#### [Recorded data]
::::

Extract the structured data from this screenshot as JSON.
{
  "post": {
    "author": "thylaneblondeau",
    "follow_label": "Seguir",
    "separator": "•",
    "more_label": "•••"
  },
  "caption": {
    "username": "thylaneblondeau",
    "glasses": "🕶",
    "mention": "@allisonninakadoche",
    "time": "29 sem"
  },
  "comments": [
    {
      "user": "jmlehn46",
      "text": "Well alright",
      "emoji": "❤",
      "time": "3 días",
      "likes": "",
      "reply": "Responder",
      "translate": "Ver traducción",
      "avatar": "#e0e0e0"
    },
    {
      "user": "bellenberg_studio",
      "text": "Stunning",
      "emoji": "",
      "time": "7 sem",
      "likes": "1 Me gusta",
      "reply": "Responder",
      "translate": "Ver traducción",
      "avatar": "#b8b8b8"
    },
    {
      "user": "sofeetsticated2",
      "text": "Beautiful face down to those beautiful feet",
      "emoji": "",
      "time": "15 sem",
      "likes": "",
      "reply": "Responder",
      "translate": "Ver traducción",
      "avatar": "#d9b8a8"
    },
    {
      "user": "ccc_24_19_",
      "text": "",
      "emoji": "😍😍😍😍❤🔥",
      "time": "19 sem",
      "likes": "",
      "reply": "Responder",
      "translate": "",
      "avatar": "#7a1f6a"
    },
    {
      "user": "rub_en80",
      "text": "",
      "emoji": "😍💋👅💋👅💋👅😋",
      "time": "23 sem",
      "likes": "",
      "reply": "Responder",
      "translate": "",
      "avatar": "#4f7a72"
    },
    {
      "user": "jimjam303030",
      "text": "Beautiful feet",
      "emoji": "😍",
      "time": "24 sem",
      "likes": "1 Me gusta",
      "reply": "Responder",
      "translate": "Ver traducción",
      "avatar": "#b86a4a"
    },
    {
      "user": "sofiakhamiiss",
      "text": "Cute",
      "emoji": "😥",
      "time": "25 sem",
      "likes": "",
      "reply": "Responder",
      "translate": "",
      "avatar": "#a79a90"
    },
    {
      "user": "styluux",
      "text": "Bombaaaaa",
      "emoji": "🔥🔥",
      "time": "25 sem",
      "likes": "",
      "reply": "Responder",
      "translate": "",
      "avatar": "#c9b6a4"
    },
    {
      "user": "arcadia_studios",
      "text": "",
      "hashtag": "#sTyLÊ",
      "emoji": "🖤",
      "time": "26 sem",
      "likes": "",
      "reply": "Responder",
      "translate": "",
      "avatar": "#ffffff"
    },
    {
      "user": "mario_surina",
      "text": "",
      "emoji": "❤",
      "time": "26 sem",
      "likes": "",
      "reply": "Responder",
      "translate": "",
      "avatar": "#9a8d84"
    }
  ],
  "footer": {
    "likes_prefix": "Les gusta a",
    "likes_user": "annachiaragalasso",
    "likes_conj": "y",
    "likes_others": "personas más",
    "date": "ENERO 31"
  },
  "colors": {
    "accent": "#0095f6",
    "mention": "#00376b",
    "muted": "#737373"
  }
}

::::

#### [REQUIRED WORK]
Reproduce all data above, unchanged.

#### [RESULT FOR THIS TASK]
Extract the structured data from this screenshot as JSON.
{
  "post": {
    "author": "thylaneblondeau",
    "follow_label": "Seguir",
    "separator": "•",
    "more_label": "•••"
  },
  "caption": {
    "username": "thylaneblondeau",
    "glasses": "🕶",
    "mention": "@allisonninakadoche",
    "time": "29 sem"
  },
  "comments": [
    {
      "user": "jmlehn46",
      "text": "Well alright",
      "emoji": "❤",
      "time": "3 días",
      "likes": "",
      "reply": "Responder",
      "translate": "Ver traducción",
      "avatar": "#e0e0e0"
    },
    {
      "user": "bellenberg_studio",
      "text": "Stunning",
      "emoji": "",
      "time": "7 sem",
      "likes": "1 Me gusta",
      "reply": "Responder",
      "translate": "Ver traducción",
      "avatar": "#b8b8b8"
    },
    {
      "user": "sofeetsticated2",
      "text": "Beautiful face down to those beautiful feet",
      "emoji": "",
      "time": "15 sem",
      "likes": "",
      "reply": "Responder",
      "translate": "Ver traducción",
      "avatar": "#d9b8a8"
    },
    {
      "user": "ccc_24_19_",
      "text": "",
      "emoji": "😍😍😍😍❤🔥",
      "time": "19 sem",
      "likes": "",
      "reply": "Responder",
      "translate": "",
      "avatar": "#7a1f6a"
    },
    {
      "user": "rub_en80",
      "text": "",
      "emoji": "😍💋👅💋👅💋👅😋",
      "time": "23 sem",
      "likes": "",
      "reply": "Responder",
      "translate": "",
      "avatar": "#4f7a72"
    },
    {
      "user": "jimjam303030",
      "text": "Beautiful feet",
      "emoji": "😍",
      "time": "24 sem",
      "likes": "1 Me gusta",
      "reply": "Responder",
      "translate": "Ver traducción",
      "avatar": "#b86a4a"
    },
    {
      "user": "sofiakhamiiss",
      "text": "Cute",
      "emoji": "😥",
      "time": "25 sem",
      "likes": "",
      "reply": "Responder",
      "translate": "",
      "avatar": "#a79a90"
    },
    {
      "user": "styluux",
      "text": "Bombaaaaa",
      "emoji": "🔥🔥",
      "time": "25 sem",
      "likes": "",
      "reply": "Responder",
      "translate": "",
      "avatar": "#c9b6a4"
    },
    {
      "user": "arcadia_studios",
      "text": "",
      "hashtag": "#sTyLÊ",
      "emoji": "🖤",
      "time": "26 sem",
      "likes": "",
      "reply": "Responder",
      "translate": "",
      "avatar": "#ffffff"
    },
    {
      "user": "mario_surina",
      "text": "",
      "emoji": "❤",
      "time": "26 sem",
      "likes": "",
      "reply": "Responder",
      "translate": "",
      "avatar": "#9a8d84"
    }
  ],
  "footer": {
    "likes_prefix": "Les gusta a",
    "likes_user": "annachiaragalasso",
    "likes_conj": "y",
    "likes_others": "personas más",
    "date": "ENERO 31"
  },
  "colors": {
    "accent": "#0095f6",
    "mention": "#00376b",
    "muted": "#737373"
  }
}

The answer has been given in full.